* Document extract
/---
Meh, who cares? I hardly reboot as it is. I don’t really see who this feature is a big deal for.

2015-04-16 6:47 am
tylerdurden
I doubt is of much utility for the consumer space. This is more relevant for the mission critical people.

2015-04-16 11:47 am
ThomasFuhringer
It seems to me for the desktop user new kernel releases have become irrelevant quite a few years ago. The kernel is long good enough for desktop use. On the server space it is obviously different.
2015-04-17 8:39 am
Soulbender
Even less so there. Mission critical servers already have redundancy and failover so rebooting is no issue at all.

2015-04-17 3:41 pm
Alfman verbose=1
Soulbender,
Even less so there. Mission critical servers already have redundancy and failover so rebooting is no issue at all.
I wouldn’t say “no issue at all”, there are some technical challenges/considerations. Even with redundancy and failover, there’s often some short period of downtime, and you can loose sessions when applications go down and new ones come up. In a complex multi-tier system (database, application server, local application), with multiple points of failure, it may be difficult to implement redundancy that guaranties full session continuity in the event of an outage such that the operators won’t notice an interruption happened (ie blocked operations, hung sessions, lost data, incomplete transactions, etc). This can be trickier if there are many subsystems working together (say the application server is tied to the phone system).
It may be a bit easier to handle a scheduled event like a reboot because the server doesn’t need to be terminated abruptly and it could get phased out in a controlled manor. However even this would require infrastructure in front that’s smart enough to route new application sessions to the new server while allowing old sessions to finish gracefully on the old server.
I think such factors should be taken into account in determining whether rebooting is an issue or not. In any case I think it’s nice to have options like no-reboot updates.
Edited 2015-04-17 15:43 UTC

2015-04-15 11:58 am
WereCatf
Personally, I’m happy that Btrfs raid5/6 can now be considered stable. In 3.19 it worked, but there was a regression that caused it to be slower than it should have been, but in 4.0 that has been fixed.

2015-04-15 12:32 pm
gilboa
Personally, I’m happy that Btrfs raid5/6 can now be considered stable. In 3.19 it worked, but there was a regression that caused it to be slower than it should have been, but in 4.0 that has been fixed.
Stable? AFAIK it is still being developed.
– Gilboa

2015-04-15 4:34 pm
riha
So is the linux kernel, stil in development.
All software is still in development as long as something is maintained and new versions are released.

2015-04-16 5:01 pm
gilboa
So is the linux kernel, stil in development.
All software is still in development as long as something is maintained and new versions are released.
Its sound like you never used Linux in production.
Staging file system != changes in a network driver and/or optimization to the character device layer.
An OOPS within the network layer will require a reboot. An OOPS in a staging file system may require a restore from very recent backup.
– Gilboa

2015-04-15 6:52 pm
Alfman verbose=1
WereCatf,
Personally, I’m happy that Btrfs raid5/6 can now be considered stable. In 3.19 it worked, but there was a regression that caused it to be slower than it should have been, but in 4.0 that has been fixed.
\---
* Information provided
/---
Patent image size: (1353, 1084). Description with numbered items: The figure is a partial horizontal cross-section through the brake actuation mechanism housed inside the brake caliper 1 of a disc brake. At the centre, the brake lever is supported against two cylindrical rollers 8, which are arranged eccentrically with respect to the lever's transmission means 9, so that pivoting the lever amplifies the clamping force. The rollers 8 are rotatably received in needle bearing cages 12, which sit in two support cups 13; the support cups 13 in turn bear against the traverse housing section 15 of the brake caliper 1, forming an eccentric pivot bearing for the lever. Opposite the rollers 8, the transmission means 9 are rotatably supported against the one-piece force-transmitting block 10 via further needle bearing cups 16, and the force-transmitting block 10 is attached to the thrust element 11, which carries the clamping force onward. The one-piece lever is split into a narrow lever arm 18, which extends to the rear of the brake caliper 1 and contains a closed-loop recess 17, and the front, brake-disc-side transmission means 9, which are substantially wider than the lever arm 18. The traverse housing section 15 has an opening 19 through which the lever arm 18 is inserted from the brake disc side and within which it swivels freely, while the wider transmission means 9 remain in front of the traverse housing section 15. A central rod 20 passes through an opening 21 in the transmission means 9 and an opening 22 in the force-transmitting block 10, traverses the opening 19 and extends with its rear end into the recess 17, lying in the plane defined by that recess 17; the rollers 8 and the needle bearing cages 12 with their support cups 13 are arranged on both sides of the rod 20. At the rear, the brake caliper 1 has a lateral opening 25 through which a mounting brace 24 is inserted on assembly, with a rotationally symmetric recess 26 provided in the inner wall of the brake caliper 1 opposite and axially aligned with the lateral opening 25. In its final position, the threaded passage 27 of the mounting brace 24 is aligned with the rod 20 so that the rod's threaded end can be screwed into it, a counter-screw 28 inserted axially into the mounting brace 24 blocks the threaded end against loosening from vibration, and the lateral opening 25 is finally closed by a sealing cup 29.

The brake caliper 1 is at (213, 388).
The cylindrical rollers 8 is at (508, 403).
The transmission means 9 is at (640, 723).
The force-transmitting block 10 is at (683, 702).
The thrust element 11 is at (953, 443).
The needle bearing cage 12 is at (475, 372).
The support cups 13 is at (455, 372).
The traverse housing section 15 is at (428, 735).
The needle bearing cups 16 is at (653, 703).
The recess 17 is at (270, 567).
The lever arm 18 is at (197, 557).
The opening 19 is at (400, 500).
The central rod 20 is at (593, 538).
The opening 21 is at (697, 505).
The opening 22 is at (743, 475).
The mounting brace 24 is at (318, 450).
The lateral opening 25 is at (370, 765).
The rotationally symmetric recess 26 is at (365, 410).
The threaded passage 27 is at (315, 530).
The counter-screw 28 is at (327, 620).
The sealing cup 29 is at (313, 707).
\---
* Things to do
A - Check each of the following statements against the forum thread. For each one, answer yes or no and quote the exact words of the thread that decide it: (i) Soulbender says mission critical servers already have redundancy and failover. (ii) WereCatf says the Btrfs raid5/6 regression from 3.19 has been fixed in 4.0. (iii) gilboa says an OOPS within the network layer may require a restore from a recent backup.
B - In the forum thread, when does ThomasFuhringer say new kernel releases became irrelevant for the desktop user?
C - Rewrite the forum thread starting with "Staging file system != changes" and going on through "very recent backup.", putting "snapshot" in place of "backup".

* Written answers
A -
(i) Yes: "Mission critical servers already have redundancy and failover so rebooting is no issue at all."
(ii) Yes: "In 3.19 it worked, but there was a regression that caused it to be slower than it should have been, but in 4.0 that has been fixed."
(iii) No: "An OOPS within the network layer will require a reboot."

B - Quite a few years ago.

C -
Staging file system != changes in a network driver and/or optimization to the character device layer.
An OOPS within the network layer will require a reboot. An OOPS in a staging file system may require a restore from very recent snapshot.